- [Material]

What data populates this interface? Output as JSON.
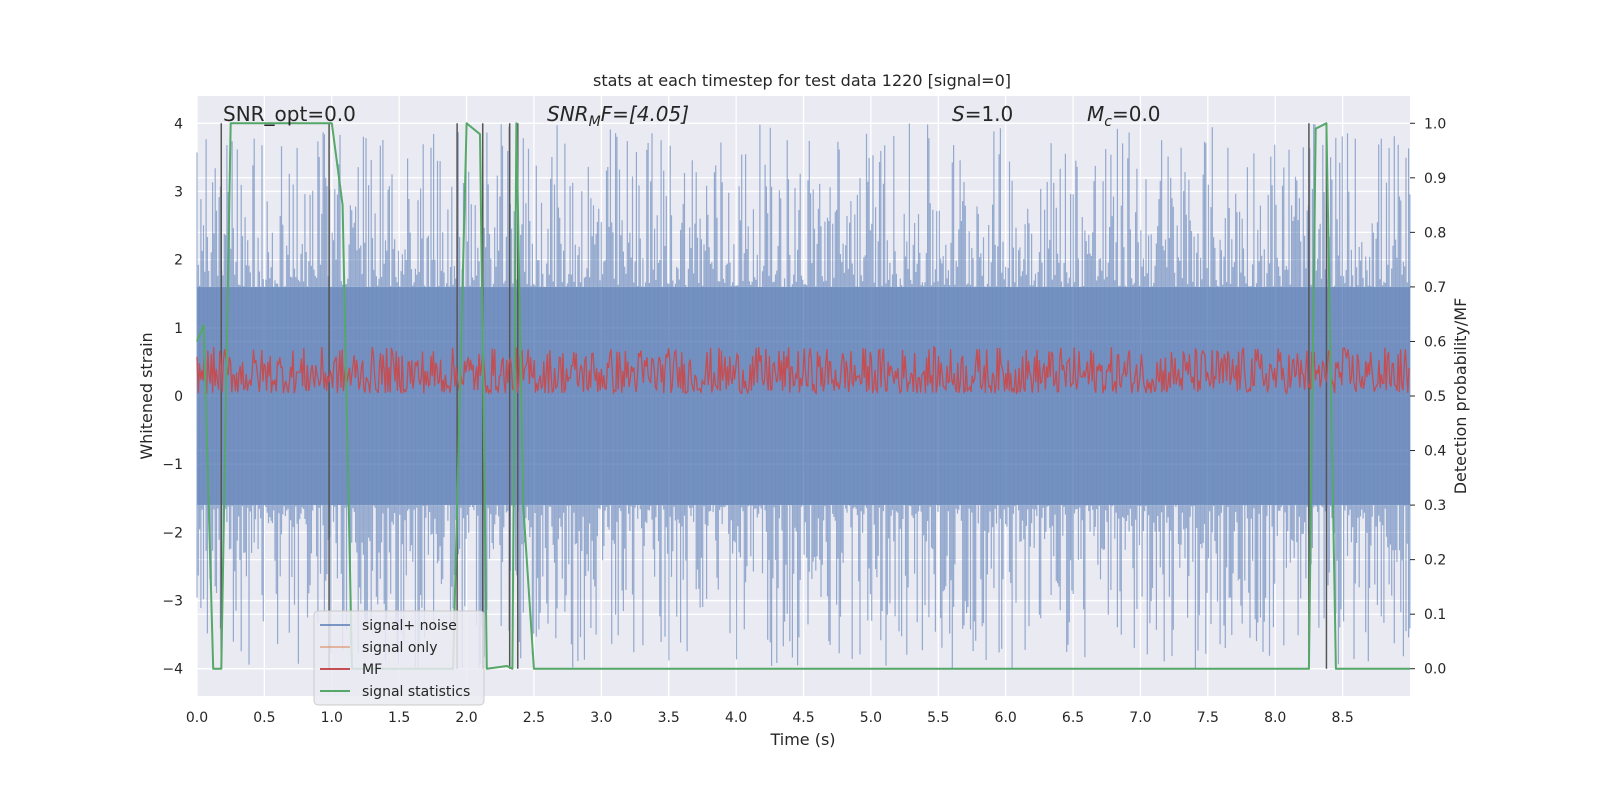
{
  "chart_data": {
    "type": "line",
    "title": "stats at each timestep for test data 1220 [signal=0]",
    "xlabel": "Time (s)",
    "ylabel_left": "Whitened strain",
    "ylabel_right": "Detection probability/MF",
    "xlim": [
      0.0,
      9.0
    ],
    "ylim_left": [
      -4.4,
      4.4
    ],
    "ylim_right": [
      -0.05,
      1.05
    ],
    "grid": true,
    "legend_position": "lower-left",
    "x_ticks": [
      "0.0",
      "0.5",
      "1.0",
      "1.5",
      "2.0",
      "2.5",
      "3.0",
      "3.5",
      "4.0",
      "4.5",
      "5.0",
      "5.5",
      "6.0",
      "6.5",
      "7.0",
      "7.5",
      "8.0",
      "8.5"
    ],
    "y_ticks_left": [
      "4",
      "3",
      "2",
      "1",
      "0",
      "−1",
      "−2",
      "−3",
      "−4"
    ],
    "y_ticks_right": [
      "1.0",
      "0.9",
      "0.8",
      "0.7",
      "0.6",
      "0.5",
      "0.4",
      "0.3",
      "0.2",
      "0.1",
      "0.0"
    ],
    "annotations": {
      "snr_opt": "SNR_opt=0.0",
      "snr_mf_main": "SNR",
      "snr_mf_sub": "M",
      "snr_mf_rest": "F=[4.05]",
      "s_main": "S",
      "s_rest": "=1.0",
      "mc_main": "M",
      "mc_sub": "c",
      "mc_rest": "=0.0"
    },
    "series": [
      {
        "name": "signal+ noise",
        "color": "#4c72b0",
        "axis": "left",
        "amplitude_typical": 1.6,
        "amplitude_peak": 4.0
      },
      {
        "name": "signal only",
        "color": "#dd8452",
        "axis": "left",
        "values": []
      },
      {
        "name": "MF",
        "color": "#c44e52",
        "axis": "right",
        "range": [
          0.5,
          0.6
        ]
      },
      {
        "name": "signal statistics",
        "color": "#55a868",
        "axis": "right",
        "x": [
          0.0,
          0.05,
          0.12,
          0.18,
          0.25,
          1.0,
          1.08,
          1.15,
          1.9,
          2.0,
          2.1,
          2.15,
          2.3,
          2.34,
          2.37,
          2.42,
          2.5,
          8.25,
          8.3,
          8.38,
          8.45,
          9.0
        ],
        "y": [
          0.6,
          0.63,
          0.0,
          0.0,
          1.0,
          1.0,
          0.85,
          0.0,
          0.0,
          1.0,
          0.98,
          0.0,
          0.005,
          0.0,
          1.0,
          0.3,
          0.0,
          0.0,
          0.99,
          1.0,
          0.0,
          0.0
        ]
      }
    ],
    "vertical_markers_x": [
      0.18,
      0.98,
      1.93,
      2.12,
      2.32,
      2.38,
      8.25,
      8.38
    ]
  }
}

- [Task instructions] Select all lines in the listing that include the word "signal".

- [Answer to the exercise]
    "title": "stats at each timestep for test data 1220 [signal=0]",
        "name": "signal+ noise",
        "name": "signal only",
        "name": "signal statistics",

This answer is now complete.